### WHAT TO PRODUCE
Some lines of these records may hold the word "title"; state how many, using only the number.

=-=-=-=-=

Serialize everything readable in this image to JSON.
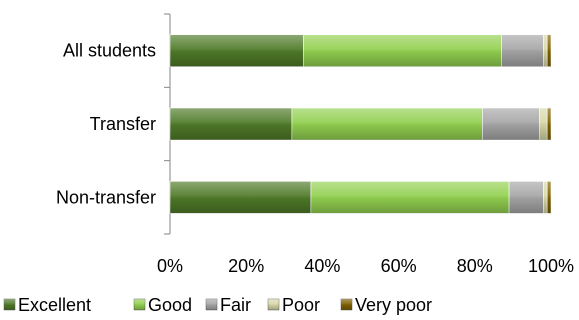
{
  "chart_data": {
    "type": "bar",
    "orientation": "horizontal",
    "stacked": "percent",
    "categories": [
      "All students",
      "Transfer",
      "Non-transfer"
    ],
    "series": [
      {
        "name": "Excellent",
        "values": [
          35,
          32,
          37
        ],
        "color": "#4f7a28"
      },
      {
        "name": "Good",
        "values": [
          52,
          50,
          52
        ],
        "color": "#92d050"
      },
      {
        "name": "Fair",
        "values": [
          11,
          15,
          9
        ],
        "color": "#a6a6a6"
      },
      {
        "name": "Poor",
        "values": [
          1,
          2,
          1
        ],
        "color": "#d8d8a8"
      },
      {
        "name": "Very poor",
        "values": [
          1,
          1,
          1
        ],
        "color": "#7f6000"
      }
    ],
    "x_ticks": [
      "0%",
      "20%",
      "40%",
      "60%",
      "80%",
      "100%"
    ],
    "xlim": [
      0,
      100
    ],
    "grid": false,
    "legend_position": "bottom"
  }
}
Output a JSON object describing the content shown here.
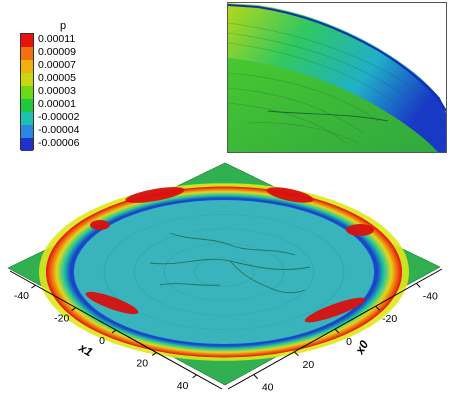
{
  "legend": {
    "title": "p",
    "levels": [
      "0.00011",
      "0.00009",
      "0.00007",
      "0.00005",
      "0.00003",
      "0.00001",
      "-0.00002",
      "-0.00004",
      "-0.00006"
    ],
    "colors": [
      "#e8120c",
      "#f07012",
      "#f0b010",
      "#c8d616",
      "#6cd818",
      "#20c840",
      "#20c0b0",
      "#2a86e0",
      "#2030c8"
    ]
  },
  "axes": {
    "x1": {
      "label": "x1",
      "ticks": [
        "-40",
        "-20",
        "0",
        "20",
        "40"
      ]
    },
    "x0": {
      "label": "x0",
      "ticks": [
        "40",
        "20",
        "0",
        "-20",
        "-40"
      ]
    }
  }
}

=-=-=-=-=

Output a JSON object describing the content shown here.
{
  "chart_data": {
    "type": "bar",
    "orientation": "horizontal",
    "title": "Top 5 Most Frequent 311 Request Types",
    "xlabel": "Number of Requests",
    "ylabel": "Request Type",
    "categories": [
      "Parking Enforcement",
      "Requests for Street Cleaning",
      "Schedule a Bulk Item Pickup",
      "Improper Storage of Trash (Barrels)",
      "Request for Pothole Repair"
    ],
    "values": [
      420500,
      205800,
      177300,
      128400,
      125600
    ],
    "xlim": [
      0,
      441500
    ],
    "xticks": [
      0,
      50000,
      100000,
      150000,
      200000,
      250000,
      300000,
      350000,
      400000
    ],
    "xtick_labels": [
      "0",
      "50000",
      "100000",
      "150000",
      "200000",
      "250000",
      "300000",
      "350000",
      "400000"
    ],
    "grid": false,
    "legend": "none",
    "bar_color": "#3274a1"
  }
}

=-=-=-=-=

### WRITTEN SOLUTION
2